Scan the data. Collect each line that contains the word "published".
— START DATA EXTRACT —
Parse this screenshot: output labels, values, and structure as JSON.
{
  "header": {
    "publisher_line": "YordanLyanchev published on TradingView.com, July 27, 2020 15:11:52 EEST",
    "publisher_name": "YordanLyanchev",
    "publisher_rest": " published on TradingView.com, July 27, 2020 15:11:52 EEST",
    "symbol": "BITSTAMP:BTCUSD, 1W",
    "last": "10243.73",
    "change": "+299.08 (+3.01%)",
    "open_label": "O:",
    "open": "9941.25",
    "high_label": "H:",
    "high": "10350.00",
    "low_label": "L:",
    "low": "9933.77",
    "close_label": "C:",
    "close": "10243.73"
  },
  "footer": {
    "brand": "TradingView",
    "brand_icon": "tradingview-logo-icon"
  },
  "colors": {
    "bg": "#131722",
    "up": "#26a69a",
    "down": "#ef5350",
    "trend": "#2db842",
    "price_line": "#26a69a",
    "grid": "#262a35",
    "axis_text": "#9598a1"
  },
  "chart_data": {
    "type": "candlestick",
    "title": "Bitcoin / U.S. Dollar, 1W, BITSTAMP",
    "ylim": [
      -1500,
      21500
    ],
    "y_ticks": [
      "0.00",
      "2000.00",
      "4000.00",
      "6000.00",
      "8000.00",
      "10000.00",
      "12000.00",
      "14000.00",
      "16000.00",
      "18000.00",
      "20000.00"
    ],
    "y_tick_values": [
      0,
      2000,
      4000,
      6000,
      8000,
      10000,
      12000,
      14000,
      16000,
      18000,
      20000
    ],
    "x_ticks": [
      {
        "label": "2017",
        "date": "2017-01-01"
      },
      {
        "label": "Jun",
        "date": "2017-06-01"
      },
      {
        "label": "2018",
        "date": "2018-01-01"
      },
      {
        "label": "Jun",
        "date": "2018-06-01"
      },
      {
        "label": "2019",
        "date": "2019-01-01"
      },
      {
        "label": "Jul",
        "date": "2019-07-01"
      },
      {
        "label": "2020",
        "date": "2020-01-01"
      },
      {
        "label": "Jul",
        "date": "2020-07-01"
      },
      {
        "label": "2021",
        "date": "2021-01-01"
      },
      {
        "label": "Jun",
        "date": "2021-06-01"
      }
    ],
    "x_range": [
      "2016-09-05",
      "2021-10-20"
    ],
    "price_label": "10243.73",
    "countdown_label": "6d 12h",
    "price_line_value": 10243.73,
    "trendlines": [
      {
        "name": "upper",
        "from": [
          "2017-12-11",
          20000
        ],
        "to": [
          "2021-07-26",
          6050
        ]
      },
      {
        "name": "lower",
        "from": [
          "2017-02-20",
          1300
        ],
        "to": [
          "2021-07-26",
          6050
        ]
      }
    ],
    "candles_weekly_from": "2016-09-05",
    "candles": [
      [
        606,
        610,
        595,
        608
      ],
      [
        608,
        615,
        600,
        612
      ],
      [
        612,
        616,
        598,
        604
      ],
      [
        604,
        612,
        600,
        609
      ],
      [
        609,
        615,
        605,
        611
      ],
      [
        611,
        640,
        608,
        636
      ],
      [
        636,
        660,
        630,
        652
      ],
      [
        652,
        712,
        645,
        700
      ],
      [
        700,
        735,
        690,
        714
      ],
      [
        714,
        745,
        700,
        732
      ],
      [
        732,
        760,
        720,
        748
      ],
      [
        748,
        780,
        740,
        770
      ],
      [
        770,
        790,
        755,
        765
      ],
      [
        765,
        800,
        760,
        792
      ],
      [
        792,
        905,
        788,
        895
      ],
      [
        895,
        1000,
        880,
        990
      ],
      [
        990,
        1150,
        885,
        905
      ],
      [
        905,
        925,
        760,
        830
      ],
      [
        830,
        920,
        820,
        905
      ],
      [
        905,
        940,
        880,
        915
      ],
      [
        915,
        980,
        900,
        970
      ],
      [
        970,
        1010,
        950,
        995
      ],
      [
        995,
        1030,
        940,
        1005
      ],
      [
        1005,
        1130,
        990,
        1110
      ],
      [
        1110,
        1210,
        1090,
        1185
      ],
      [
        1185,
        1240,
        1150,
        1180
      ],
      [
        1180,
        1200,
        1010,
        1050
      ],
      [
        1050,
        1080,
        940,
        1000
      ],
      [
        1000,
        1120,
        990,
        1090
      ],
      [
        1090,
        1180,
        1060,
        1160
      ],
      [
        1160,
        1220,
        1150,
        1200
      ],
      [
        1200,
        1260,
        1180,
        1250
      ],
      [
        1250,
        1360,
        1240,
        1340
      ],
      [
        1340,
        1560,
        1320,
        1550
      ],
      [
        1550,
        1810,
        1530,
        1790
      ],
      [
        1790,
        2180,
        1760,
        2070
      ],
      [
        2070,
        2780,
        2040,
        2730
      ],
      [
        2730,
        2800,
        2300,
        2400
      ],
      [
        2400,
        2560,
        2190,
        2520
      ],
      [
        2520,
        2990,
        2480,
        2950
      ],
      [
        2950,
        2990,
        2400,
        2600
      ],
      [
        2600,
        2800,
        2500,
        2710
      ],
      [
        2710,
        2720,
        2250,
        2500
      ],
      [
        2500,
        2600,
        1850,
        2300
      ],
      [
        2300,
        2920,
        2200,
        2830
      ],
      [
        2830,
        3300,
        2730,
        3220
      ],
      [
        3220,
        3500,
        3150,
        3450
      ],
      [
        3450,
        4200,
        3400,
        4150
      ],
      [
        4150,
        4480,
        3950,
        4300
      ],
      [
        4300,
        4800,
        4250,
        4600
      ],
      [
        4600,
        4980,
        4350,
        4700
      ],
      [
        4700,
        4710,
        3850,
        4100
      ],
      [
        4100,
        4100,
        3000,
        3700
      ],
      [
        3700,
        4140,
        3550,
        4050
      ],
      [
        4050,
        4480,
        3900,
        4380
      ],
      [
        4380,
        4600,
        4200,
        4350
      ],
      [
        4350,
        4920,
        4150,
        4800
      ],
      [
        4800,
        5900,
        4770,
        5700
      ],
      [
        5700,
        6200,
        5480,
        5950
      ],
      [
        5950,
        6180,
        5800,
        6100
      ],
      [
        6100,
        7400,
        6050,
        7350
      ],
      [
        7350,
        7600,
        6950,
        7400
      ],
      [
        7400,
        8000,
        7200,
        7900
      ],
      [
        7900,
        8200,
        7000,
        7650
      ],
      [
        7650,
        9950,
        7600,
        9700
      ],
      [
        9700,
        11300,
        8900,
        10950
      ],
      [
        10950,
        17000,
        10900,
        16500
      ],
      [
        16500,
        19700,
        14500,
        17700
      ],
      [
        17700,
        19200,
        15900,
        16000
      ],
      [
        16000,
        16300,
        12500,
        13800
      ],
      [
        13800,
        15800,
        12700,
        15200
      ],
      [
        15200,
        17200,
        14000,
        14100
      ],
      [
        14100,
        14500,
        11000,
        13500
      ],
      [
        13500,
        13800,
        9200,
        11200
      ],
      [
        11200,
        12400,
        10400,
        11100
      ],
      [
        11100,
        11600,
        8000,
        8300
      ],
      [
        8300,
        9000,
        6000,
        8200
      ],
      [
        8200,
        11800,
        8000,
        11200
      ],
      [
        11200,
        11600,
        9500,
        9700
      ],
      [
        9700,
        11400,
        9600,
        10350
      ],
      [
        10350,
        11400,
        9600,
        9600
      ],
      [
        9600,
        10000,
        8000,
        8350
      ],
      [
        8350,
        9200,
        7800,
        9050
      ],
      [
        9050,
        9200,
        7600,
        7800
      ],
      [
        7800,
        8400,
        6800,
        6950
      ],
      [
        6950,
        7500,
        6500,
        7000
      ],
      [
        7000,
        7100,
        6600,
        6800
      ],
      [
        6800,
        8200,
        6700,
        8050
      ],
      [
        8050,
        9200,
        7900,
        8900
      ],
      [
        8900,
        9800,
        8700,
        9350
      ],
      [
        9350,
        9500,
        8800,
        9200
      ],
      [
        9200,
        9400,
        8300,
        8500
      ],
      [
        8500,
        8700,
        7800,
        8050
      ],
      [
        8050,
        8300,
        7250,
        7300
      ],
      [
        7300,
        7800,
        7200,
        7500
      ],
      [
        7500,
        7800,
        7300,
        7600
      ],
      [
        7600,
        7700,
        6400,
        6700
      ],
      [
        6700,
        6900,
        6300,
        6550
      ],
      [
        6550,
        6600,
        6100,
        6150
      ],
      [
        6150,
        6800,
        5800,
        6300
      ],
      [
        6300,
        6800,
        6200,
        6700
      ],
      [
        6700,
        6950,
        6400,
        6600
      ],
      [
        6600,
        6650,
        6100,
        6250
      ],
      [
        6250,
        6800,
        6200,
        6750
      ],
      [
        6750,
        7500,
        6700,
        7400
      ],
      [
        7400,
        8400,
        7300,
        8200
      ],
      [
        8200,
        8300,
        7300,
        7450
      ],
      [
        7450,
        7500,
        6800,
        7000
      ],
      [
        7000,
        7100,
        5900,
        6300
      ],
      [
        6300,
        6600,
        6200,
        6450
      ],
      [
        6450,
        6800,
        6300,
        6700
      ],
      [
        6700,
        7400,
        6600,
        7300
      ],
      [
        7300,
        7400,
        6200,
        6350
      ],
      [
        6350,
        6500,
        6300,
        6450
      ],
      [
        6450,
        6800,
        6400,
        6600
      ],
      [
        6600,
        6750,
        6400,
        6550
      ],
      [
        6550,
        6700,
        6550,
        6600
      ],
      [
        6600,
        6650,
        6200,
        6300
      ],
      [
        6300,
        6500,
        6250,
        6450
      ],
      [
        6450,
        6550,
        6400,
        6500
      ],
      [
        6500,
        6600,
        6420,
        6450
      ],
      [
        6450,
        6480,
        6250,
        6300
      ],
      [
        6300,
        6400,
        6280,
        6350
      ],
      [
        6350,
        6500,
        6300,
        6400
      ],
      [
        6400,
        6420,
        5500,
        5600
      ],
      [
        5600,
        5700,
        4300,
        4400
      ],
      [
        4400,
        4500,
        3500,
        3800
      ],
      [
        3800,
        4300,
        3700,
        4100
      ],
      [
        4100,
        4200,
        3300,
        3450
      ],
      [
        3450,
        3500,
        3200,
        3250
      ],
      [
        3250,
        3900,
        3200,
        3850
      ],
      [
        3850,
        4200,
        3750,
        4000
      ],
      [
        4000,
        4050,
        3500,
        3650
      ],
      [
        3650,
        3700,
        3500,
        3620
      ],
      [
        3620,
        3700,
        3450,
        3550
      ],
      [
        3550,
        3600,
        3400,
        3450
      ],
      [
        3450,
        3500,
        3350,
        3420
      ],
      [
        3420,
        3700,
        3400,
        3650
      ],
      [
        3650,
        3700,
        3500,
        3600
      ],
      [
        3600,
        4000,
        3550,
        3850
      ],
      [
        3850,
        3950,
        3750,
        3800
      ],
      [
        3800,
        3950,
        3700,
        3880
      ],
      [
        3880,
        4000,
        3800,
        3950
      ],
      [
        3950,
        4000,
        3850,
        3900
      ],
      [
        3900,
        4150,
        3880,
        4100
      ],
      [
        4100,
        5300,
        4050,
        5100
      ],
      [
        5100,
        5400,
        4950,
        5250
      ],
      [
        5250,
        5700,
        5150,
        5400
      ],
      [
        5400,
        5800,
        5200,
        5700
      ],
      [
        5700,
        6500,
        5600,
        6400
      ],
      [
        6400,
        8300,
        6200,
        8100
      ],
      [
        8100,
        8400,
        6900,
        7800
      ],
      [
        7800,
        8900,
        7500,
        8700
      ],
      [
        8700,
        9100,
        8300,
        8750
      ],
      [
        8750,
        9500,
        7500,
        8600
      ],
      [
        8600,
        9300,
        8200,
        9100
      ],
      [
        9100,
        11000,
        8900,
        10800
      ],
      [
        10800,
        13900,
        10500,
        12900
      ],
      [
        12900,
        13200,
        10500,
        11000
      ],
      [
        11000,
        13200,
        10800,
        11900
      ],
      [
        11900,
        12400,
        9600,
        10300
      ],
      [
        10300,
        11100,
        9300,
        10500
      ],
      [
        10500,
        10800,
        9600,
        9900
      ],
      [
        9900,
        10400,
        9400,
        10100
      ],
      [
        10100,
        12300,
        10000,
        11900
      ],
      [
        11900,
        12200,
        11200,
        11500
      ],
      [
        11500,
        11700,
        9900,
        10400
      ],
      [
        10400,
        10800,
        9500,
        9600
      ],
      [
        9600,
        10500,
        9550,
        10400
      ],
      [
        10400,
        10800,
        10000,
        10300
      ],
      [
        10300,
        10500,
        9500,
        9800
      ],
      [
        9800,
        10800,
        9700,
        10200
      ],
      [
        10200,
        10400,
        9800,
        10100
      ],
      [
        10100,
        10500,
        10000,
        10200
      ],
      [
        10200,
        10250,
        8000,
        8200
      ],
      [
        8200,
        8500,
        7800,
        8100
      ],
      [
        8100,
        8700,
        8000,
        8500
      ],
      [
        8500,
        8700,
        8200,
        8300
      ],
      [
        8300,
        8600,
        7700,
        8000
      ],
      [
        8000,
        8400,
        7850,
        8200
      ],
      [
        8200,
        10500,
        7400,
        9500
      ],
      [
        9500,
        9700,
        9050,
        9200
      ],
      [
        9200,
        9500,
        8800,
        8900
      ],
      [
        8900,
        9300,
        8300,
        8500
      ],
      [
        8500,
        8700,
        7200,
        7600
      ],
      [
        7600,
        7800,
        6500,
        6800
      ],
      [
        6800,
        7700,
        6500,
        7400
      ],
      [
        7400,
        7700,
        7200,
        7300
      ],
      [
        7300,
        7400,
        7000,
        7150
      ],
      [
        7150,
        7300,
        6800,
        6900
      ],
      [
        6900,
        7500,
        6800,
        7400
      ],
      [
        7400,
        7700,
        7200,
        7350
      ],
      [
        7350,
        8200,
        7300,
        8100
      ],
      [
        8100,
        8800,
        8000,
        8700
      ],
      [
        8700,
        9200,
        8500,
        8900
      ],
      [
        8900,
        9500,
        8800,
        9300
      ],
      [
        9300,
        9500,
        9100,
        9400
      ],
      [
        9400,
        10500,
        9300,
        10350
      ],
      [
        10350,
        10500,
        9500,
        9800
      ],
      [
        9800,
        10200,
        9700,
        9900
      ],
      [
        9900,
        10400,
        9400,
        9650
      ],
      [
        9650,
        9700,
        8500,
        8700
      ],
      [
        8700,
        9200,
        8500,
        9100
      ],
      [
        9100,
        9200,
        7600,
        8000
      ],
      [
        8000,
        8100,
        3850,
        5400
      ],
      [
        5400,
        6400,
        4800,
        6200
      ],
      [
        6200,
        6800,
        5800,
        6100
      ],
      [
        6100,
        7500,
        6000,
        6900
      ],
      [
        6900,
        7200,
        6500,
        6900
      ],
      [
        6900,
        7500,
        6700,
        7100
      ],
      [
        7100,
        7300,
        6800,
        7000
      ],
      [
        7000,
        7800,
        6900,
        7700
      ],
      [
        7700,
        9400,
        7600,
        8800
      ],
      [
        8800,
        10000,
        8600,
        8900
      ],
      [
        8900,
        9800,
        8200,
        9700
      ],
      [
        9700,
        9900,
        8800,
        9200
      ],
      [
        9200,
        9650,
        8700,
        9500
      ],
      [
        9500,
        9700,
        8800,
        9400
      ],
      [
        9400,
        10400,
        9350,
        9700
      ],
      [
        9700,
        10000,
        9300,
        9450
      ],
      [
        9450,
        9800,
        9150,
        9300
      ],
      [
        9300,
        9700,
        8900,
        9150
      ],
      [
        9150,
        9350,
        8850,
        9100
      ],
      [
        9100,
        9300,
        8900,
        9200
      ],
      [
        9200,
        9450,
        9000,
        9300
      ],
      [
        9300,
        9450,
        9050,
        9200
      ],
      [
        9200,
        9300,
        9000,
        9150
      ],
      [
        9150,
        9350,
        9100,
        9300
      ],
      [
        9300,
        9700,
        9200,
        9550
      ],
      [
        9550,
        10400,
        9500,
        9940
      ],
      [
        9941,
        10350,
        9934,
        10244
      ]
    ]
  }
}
— END DATA EXTRACT —
-- RESULT FOR THIS EXERCISE --
    "publisher_line": "YordanLyanchev published on TradingView.com, July 27, 2020 15:11:52 EEST",
    "publisher_rest": " published on TradingView.com, July 27, 2020 15:11:52 EEST",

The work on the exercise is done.